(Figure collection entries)
>> Begin
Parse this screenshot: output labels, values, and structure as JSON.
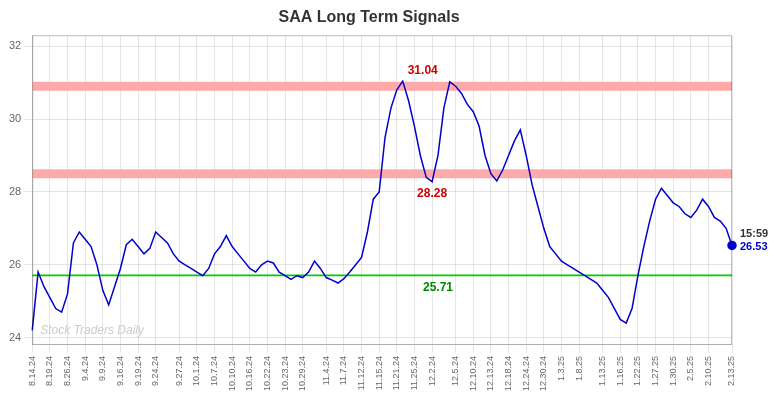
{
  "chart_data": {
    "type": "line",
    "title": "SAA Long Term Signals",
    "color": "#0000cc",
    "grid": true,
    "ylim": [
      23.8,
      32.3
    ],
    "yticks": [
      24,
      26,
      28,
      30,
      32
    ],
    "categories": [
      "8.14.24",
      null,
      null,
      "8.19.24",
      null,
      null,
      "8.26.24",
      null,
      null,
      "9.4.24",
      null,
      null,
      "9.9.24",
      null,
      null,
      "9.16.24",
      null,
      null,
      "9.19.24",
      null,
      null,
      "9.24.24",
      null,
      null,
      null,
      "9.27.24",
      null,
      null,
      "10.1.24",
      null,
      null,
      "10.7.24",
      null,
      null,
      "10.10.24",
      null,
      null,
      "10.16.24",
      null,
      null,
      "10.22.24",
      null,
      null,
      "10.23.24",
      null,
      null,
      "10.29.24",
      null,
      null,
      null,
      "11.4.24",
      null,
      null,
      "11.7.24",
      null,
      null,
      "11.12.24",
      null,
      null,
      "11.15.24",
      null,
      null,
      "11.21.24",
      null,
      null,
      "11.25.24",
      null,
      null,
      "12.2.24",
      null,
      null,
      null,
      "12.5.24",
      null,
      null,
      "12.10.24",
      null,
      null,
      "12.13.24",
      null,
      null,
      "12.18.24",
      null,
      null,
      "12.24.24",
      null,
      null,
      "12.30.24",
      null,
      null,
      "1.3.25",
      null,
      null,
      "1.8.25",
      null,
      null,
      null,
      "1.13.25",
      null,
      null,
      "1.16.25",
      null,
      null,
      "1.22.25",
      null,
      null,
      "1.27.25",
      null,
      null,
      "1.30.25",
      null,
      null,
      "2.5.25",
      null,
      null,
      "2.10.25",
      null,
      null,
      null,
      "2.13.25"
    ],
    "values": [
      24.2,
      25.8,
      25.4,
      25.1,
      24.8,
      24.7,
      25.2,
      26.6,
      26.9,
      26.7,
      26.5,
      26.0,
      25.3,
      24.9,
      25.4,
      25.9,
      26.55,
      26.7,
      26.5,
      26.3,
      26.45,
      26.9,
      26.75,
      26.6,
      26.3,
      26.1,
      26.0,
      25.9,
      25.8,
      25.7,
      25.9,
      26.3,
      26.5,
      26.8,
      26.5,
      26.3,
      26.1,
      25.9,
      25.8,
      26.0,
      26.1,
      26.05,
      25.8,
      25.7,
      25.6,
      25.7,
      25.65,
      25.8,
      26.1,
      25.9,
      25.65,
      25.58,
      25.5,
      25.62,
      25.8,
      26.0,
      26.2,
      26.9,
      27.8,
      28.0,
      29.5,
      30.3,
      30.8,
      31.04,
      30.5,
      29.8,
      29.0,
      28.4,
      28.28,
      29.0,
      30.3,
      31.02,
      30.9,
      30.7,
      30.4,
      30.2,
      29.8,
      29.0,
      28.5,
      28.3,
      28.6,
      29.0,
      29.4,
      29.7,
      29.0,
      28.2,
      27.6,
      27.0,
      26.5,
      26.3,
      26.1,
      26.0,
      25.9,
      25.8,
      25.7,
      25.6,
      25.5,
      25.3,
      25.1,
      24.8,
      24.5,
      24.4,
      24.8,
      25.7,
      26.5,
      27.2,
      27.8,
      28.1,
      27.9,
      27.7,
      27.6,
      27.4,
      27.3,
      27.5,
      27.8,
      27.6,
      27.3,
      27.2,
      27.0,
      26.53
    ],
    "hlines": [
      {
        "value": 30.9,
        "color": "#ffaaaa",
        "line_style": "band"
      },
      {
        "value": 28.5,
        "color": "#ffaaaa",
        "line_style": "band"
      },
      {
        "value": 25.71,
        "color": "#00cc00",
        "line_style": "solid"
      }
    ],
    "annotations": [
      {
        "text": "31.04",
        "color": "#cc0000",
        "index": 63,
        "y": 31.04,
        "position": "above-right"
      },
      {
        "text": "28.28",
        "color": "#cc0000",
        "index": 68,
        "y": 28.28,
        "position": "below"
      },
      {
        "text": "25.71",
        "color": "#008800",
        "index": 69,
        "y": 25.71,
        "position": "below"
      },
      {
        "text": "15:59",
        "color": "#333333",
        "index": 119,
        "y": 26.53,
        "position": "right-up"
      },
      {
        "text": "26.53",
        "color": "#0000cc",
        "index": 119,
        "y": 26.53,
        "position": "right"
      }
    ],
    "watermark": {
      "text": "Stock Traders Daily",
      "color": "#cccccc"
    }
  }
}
>> End
Give an exact reproduction of every line, leaving out any picture.

▸ FULL RESPONSE
Parse this screenshot: output labels, values, and structure as JSON.
{
  "chart_data": {
    "type": "line",
    "title": "SAA Long Term Signals",
    "color": "#0000cc",
    "grid": true,
    "ylim": [
      23.8,
      32.3
    ],
    "yticks": [
      24,
      26,
      28,
      30,
      32
    ],
    "categories": [
      "8.14.24",
      null,
      null,
      "8.19.24",
      null,
      null,
      "8.26.24",
      null,
      null,
      "9.4.24",
      null,
      null,
      "9.9.24",
      null,
      null,
      "9.16.24",
      null,
      null,
      "9.19.24",
      null,
      null,
      "9.24.24",
      null,
      null,
      null,
      "9.27.24",
      null,
      null,
      "10.1.24",
      null,
      null,
      "10.7.24",
      null,
      null,
      "10.10.24",
      null,
      null,
      "10.16.24",
      null,
      null,
      "10.22.24",
      null,
      null,
      "10.23.24",
      null,
      null,
      "10.29.24",
      null,
      null,
      null,
      "11.4.24",
      null,
      null,
      "11.7.24",
      null,
      null,
      "11.12.24",
      null,
      null,
      "11.15.24",
      null,
      null,
      "11.21.24",
      null,
      null,
      "11.25.24",
      null,
      null,
      "12.2.24",
      null,
      null,
      null,
      "12.5.24",
      null,
      null,
      "12.10.24",
      null,
      null,
      "12.13.24",
      null,
      null,
      "12.18.24",
      null,
      null,
      "12.24.24",
      null,
      null,
      "12.30.24",
      null,
      null,
      "1.3.25",
      null,
      null,
      "1.8.25",
      null,
      null,
      null,
      "1.13.25",
      null,
      null,
      "1.16.25",
      null,
      null,
      "1.22.25",
      null,
      null,
      "1.27.25",
      null,
      null,
      "1.30.25",
      null,
      null,
      "2.5.25",
      null,
      null,
      "2.10.25",
      null,
      null,
      null,
      "2.13.25"
    ],
    "values": [
      24.2,
      25.8,
      25.4,
      25.1,
      24.8,
      24.7,
      25.2,
      26.6,
      26.9,
      26.7,
      26.5,
      26.0,
      25.3,
      24.9,
      25.4,
      25.9,
      26.55,
      26.7,
      26.5,
      26.3,
      26.45,
      26.9,
      26.75,
      26.6,
      26.3,
      26.1,
      26.0,
      25.9,
      25.8,
      25.7,
      25.9,
      26.3,
      26.5,
      26.8,
      26.5,
      26.3,
      26.1,
      25.9,
      25.8,
      26.0,
      26.1,
      26.05,
      25.8,
      25.7,
      25.6,
      25.7,
      25.65,
      25.8,
      26.1,
      25.9,
      25.65,
      25.58,
      25.5,
      25.62,
      25.8,
      26.0,
      26.2,
      26.9,
      27.8,
      28.0,
      29.5,
      30.3,
      30.8,
      31.04,
      30.5,
      29.8,
      29.0,
      28.4,
      28.28,
      29.0,
      30.3,
      31.02,
      30.9,
      30.7,
      30.4,
      30.2,
      29.8,
      29.0,
      28.5,
      28.3,
      28.6,
      29.0,
      29.4,
      29.7,
      29.0,
      28.2,
      27.6,
      27.0,
      26.5,
      26.3,
      26.1,
      26.0,
      25.9,
      25.8,
      25.7,
      25.6,
      25.5,
      25.3,
      25.1,
      24.8,
      24.5,
      24.4,
      24.8,
      25.7,
      26.5,
      27.2,
      27.8,
      28.1,
      27.9,
      27.7,
      27.6,
      27.4,
      27.3,
      27.5,
      27.8,
      27.6,
      27.3,
      27.2,
      27.0,
      26.53
    ],
    "hlines": [
      {
        "value": 30.9,
        "color": "#ffaaaa",
        "line_style": "band"
      },
      {
        "value": 28.5,
        "color": "#ffaaaa",
        "line_style": "band"
      },
      {
        "value": 25.71,
        "color": "#00cc00",
        "line_style": "solid"
      }
    ],
    "annotations": [
      {
        "text": "31.04",
        "color": "#cc0000",
        "index": 63,
        "y": 31.04,
        "position": "above-right"
      },
      {
        "text": "28.28",
        "color": "#cc0000",
        "index": 68,
        "y": 28.28,
        "position": "below"
      },
      {
        "text": "25.71",
        "color": "#008800",
        "index": 69,
        "y": 25.71,
        "position": "below"
      },
      {
        "text": "15:59",
        "color": "#333333",
        "index": 119,
        "y": 26.53,
        "position": "right-up"
      },
      {
        "text": "26.53",
        "color": "#0000cc",
        "index": 119,
        "y": 26.53,
        "position": "right"
      }
    ],
    "watermark": {
      "text": "Stock Traders Daily",
      "color": "#cccccc"
    }
  }
}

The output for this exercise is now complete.